[Bir veri kümesinden kayıtlar]
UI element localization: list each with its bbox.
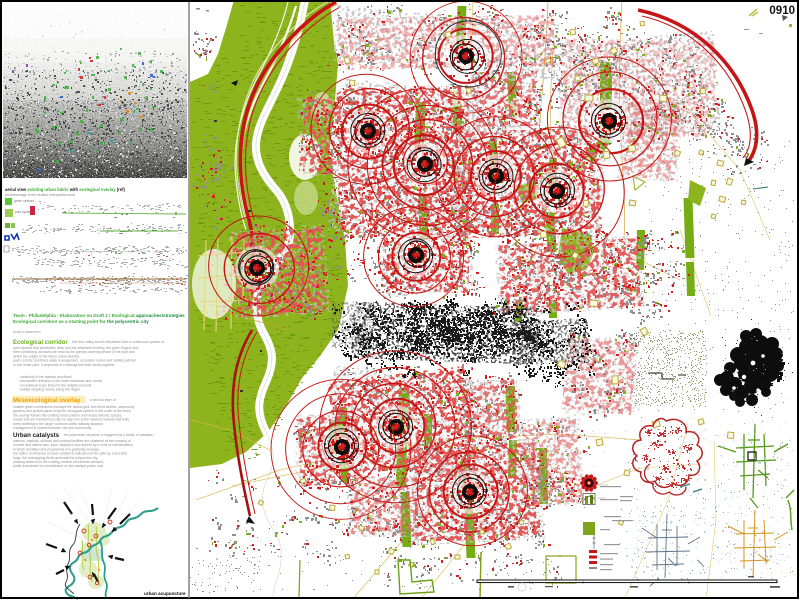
svg-text:aerial view existing urban fab: aerial view existing urban fabric with e… xyxy=(5,187,125,192)
svg-text:photomontage of the studied me: photomontage of the studied metropolitan… xyxy=(5,193,75,197)
svg-text:Team - Philadelphia - Elaborat: Team - Philadelphia - Elaboration on Dra… xyxy=(13,313,185,318)
svg-text:0910: 0910 xyxy=(769,5,795,17)
svg-text:the river valley and its tribu: the river valley and its tributaries for… xyxy=(72,340,164,344)
svg-text:park system: park system xyxy=(15,210,33,214)
svg-text:Ecological corridors as a star: Ecological corridors as a starting point… xyxy=(13,319,149,324)
svg-text:Mesoecological overlay: Mesoecological overlay xyxy=(13,398,81,404)
svg-text:a second layer of: a second layer of xyxy=(90,398,116,402)
svg-text:urban acupuncture: urban acupuncture xyxy=(144,591,186,596)
svg-text:project statement: project statement xyxy=(13,330,41,334)
svg-text:green network: green network xyxy=(14,199,35,203)
svg-text:the polycentric structure is t: the polycentric structure is triggered b… xyxy=(64,433,154,437)
svg-text:Urban catalysts: Urban catalysts xyxy=(13,432,60,439)
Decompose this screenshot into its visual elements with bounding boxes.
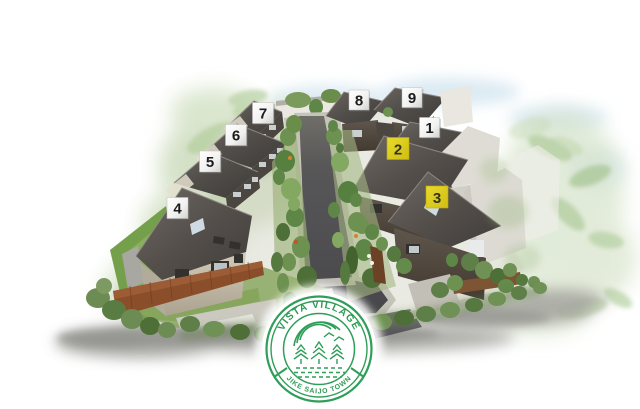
svg-text:1: 1 [425,120,433,137]
svg-text:6: 6 [232,128,240,145]
svg-text:8: 8 [355,93,363,110]
svg-text:5: 5 [206,154,214,171]
svg-text:4: 4 [173,201,182,218]
svg-text:3: 3 [433,190,441,207]
svg-text:7: 7 [259,106,267,123]
svg-text:9: 9 [408,90,416,107]
svg-text:2: 2 [394,142,402,159]
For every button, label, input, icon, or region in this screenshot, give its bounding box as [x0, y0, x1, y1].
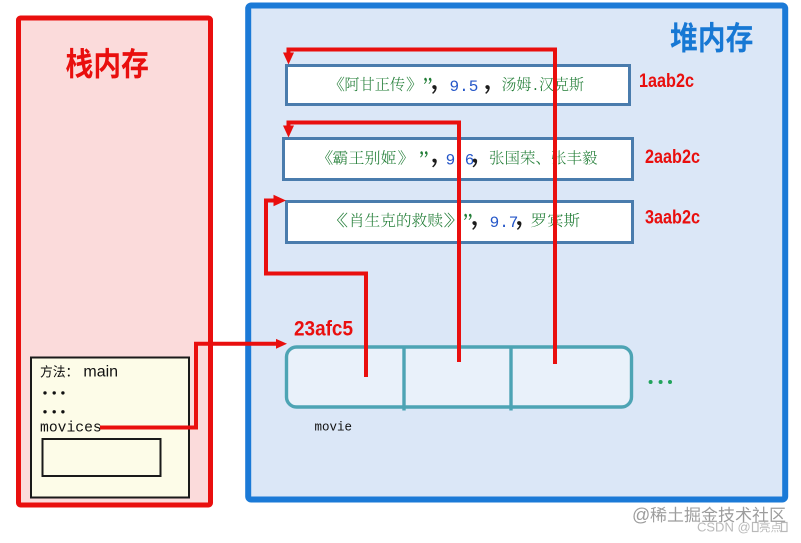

### Görev yönergesi
Yukarıdaki kayıtların hepsini satırı satırına, hiç değiştirmeden yazdır. Resimleri cevaba koyma.

### Alıştırmanın çıktısı
UI element localization: list each with its bbox.
svg-text:aerial view existing urban fab: aerial view existing urban fabric with e… xyxy=(5,187,125,192)
svg-text:photomontage of the studied me: photomontage of the studied metropolitan… xyxy=(5,193,75,197)
svg-text:Team - Philadelphia - Elaborat: Team - Philadelphia - Elaboration on Dra… xyxy=(13,313,185,318)
svg-text:0910: 0910 xyxy=(769,5,795,17)
svg-text:the river valley and its tribu: the river valley and its tributaries for… xyxy=(72,340,164,344)
svg-text:park system: park system xyxy=(15,210,33,214)
svg-text:Ecological corridors as a star: Ecological corridors as a starting point… xyxy=(13,319,149,324)
svg-text:Mesoecological overlay: Mesoecological overlay xyxy=(13,398,81,404)
svg-text:a second layer of: a second layer of xyxy=(90,398,116,402)
svg-text:urban acupuncture: urban acupuncture xyxy=(144,591,186,596)
svg-text:project statement: project statement xyxy=(13,330,41,334)
svg-text:green network: green network xyxy=(14,199,35,203)
svg-text:the polycentric structure is t: the polycentric structure is triggered b… xyxy=(64,433,154,437)
svg-text:Urban catalysts: Urban catalysts xyxy=(13,432,60,439)
Decompose this screenshot into its visual elements with bounding boxes.
svg-text:1: 1 [425,120,433,137]
svg-text:6: 6 [232,128,240,145]
svg-text:8: 8 [355,93,363,110]
svg-text:5: 5 [206,154,214,171]
svg-text:4: 4 [173,201,182,218]
svg-text:3: 3 [433,190,441,207]
svg-text:7: 7 [259,106,267,123]
svg-text:9: 9 [408,90,416,107]
svg-text:2: 2 [394,142,402,159]
For every button, label, input, icon, or region in this screenshot, give its bounding box as [x0, y0, x1, y1].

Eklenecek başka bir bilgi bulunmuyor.